**Work required:** For each line of the data below that contains "marker", return that line.

**Data supplied:**

Segment Open

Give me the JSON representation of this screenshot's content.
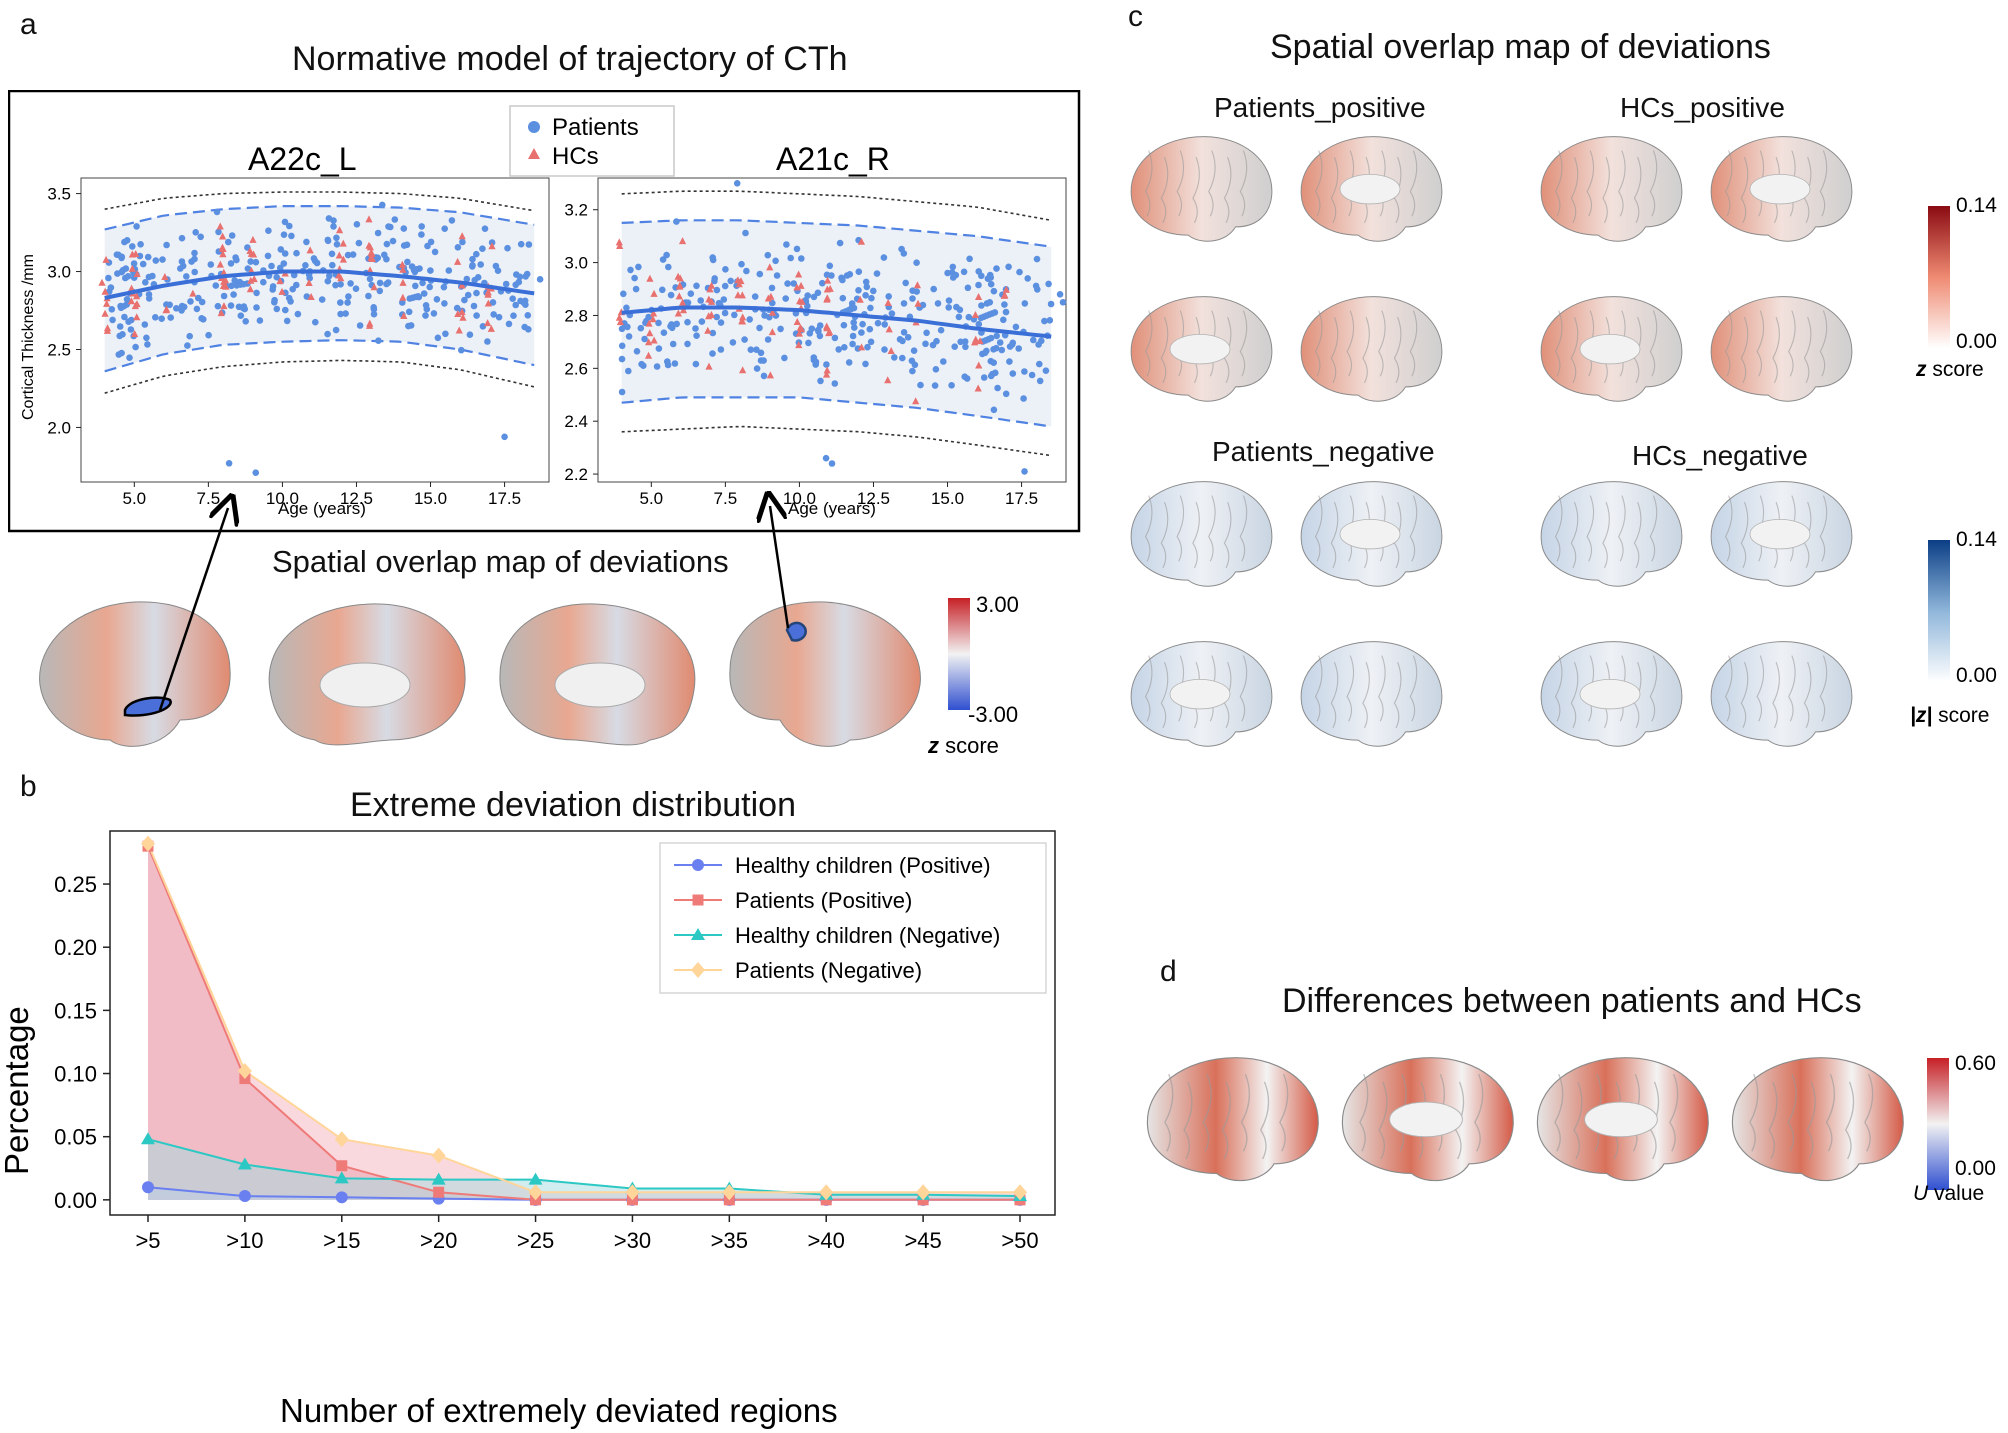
{
  "panels": {
    "a": "a",
    "b": "b",
    "c": "c",
    "d": "d"
  },
  "panel_a": {
    "title": "Normative model of trajectory of CTh",
    "legend": {
      "patients": "Patients",
      "hcs": "HCs"
    },
    "left_plot": {
      "title": "A22c_L"
    },
    "right_plot": {
      "title": "A21c_R"
    },
    "map_title": "Spatial overlap map of deviations",
    "colorbar": {
      "max": "3.00",
      "min": "-3.00",
      "label_z": "z",
      "label_rest": " score"
    }
  },
  "panel_c": {
    "title": "Spatial overlap map of deviations",
    "groups": [
      "Patients_positive",
      "HCs_positive",
      "Patients_negative",
      "HCs_negative"
    ],
    "colorbar_pos": {
      "max": "0.14",
      "min": "0.00",
      "label_z": "z",
      "label_rest": " score"
    },
    "colorbar_neg": {
      "max": "0.14",
      "min": "0.00",
      "label_z": "|z|",
      "label_rest": " score"
    }
  },
  "panel_d": {
    "title": "Differences between patients and HCs",
    "colorbar": {
      "max": "0.60",
      "min": "0.00",
      "label_u": "U",
      "label_rest": " value"
    }
  },
  "colors": {
    "patients_blue": "#5b8fe0",
    "hcs_red": "#e8706e",
    "healthy_pos": "#6a7ff0",
    "patients_pos": "#ef7b79",
    "healthy_neg": "#2cc8c4",
    "patients_neg": "#ffd59a"
  },
  "chart_data": [
    {
      "type": "scatter",
      "title": "A22c_L",
      "xlabel": "Age (years)",
      "ylabel": "Cortical Thickness /mm",
      "xlim": [
        3.2,
        19
      ],
      "ylim": [
        1.65,
        3.6
      ],
      "xticks": [
        5.0,
        7.5,
        10.0,
        12.5,
        15.0,
        17.5
      ],
      "xtick_labels": [
        "5.0",
        "7.5",
        "10.0",
        "12.5",
        "15.0",
        "17.5"
      ],
      "yticks": [
        2.0,
        2.5,
        3.0,
        3.5
      ],
      "ytick_labels": [
        "2.0",
        "2.5",
        "3.0",
        "3.5"
      ],
      "model": {
        "x": [
          4,
          6,
          8,
          10,
          12,
          14,
          16,
          18.5
        ],
        "mean": [
          2.83,
          2.91,
          2.97,
          3.0,
          3.0,
          2.97,
          2.93,
          2.86
        ],
        "inner_upper": [
          3.27,
          3.36,
          3.4,
          3.42,
          3.42,
          3.41,
          3.38,
          3.3
        ],
        "inner_lower": [
          2.36,
          2.47,
          2.53,
          2.55,
          2.56,
          2.55,
          2.5,
          2.4
        ],
        "outer_upper": [
          3.4,
          3.47,
          3.5,
          3.51,
          3.51,
          3.5,
          3.47,
          3.39
        ],
        "outer_lower": [
          2.22,
          2.33,
          2.39,
          2.42,
          2.43,
          2.42,
          2.37,
          2.26
        ]
      },
      "extreme_points": {
        "x": [
          8.2,
          9.1,
          17.5,
          18.7
        ],
        "y": [
          1.77,
          1.71,
          1.94,
          2.95
        ]
      }
    },
    {
      "type": "scatter",
      "title": "A21c_R",
      "xlabel": "Age (years)",
      "ylabel": "",
      "xlim": [
        3.2,
        19
      ],
      "ylim": [
        2.17,
        3.32
      ],
      "xticks": [
        5.0,
        7.5,
        10.0,
        12.5,
        15.0,
        17.5
      ],
      "xtick_labels": [
        "5.0",
        "7.5",
        "10.0",
        "12.5",
        "15.0",
        "17.5"
      ],
      "yticks": [
        2.2,
        2.4,
        2.6,
        2.8,
        3.0,
        3.2
      ],
      "ytick_labels": [
        "2.2",
        "2.4",
        "2.6",
        "2.8",
        "3.0",
        "3.2"
      ],
      "model": {
        "x": [
          4,
          6,
          8,
          10,
          12,
          14,
          16,
          18.5
        ],
        "mean": [
          2.81,
          2.83,
          2.83,
          2.82,
          2.8,
          2.78,
          2.75,
          2.72
        ],
        "inner_upper": [
          3.15,
          3.16,
          3.16,
          3.15,
          3.14,
          3.12,
          3.1,
          3.06
        ],
        "inner_lower": [
          2.47,
          2.49,
          2.49,
          2.49,
          2.47,
          2.45,
          2.42,
          2.38
        ],
        "outer_upper": [
          3.26,
          3.27,
          3.27,
          3.26,
          3.25,
          3.23,
          3.21,
          3.16
        ],
        "outer_lower": [
          2.36,
          2.37,
          2.38,
          2.37,
          2.36,
          2.34,
          2.31,
          2.27
        ]
      },
      "extreme_points": {
        "x": [
          7.9,
          10.9,
          11.1,
          17.6,
          18.8,
          18.9
        ],
        "y": [
          3.3,
          2.26,
          2.24,
          2.21,
          2.88,
          2.85
        ]
      }
    },
    {
      "type": "line",
      "title": "Extreme deviation distribution",
      "xlabel": "Number of extremely deviated regions",
      "ylabel": "Percentage",
      "categories": [
        ">5",
        ">10",
        ">15",
        ">20",
        ">25",
        ">30",
        ">35",
        ">40",
        ">45",
        ">50"
      ],
      "yticks": [
        0.0,
        0.05,
        0.1,
        0.15,
        0.2,
        0.25
      ],
      "ytick_labels": [
        "0.00",
        "0.05",
        "0.10",
        "0.15",
        "0.20",
        "0.25"
      ],
      "ylim": [
        -0.012,
        0.292
      ],
      "legend_position": "top-right",
      "series": [
        {
          "name": "Healthy children (Positive)",
          "marker": "circle",
          "values": [
            0.01,
            0.003,
            0.002,
            0.001,
            0.0,
            0.0,
            0.0,
            0.0,
            0.0,
            0.0
          ]
        },
        {
          "name": "Patients (Positive)",
          "marker": "square",
          "values": [
            0.28,
            0.096,
            0.027,
            0.006,
            0.0,
            0.0,
            0.0,
            0.0,
            0.0,
            0.0
          ]
        },
        {
          "name": "Healthy children (Negative)",
          "marker": "triangle",
          "values": [
            0.048,
            0.028,
            0.017,
            0.016,
            0.016,
            0.009,
            0.009,
            0.004,
            0.004,
            0.003
          ]
        },
        {
          "name": "Patients (Negative)",
          "marker": "diamond",
          "values": [
            0.282,
            0.102,
            0.048,
            0.035,
            0.006,
            0.006,
            0.006,
            0.006,
            0.006,
            0.006
          ]
        }
      ]
    }
  ]
}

Segment Closed

**Worked solution:**
          "marker": "circle",
          "marker": "square",
          "marker": "triangle",
          "marker": "diamond",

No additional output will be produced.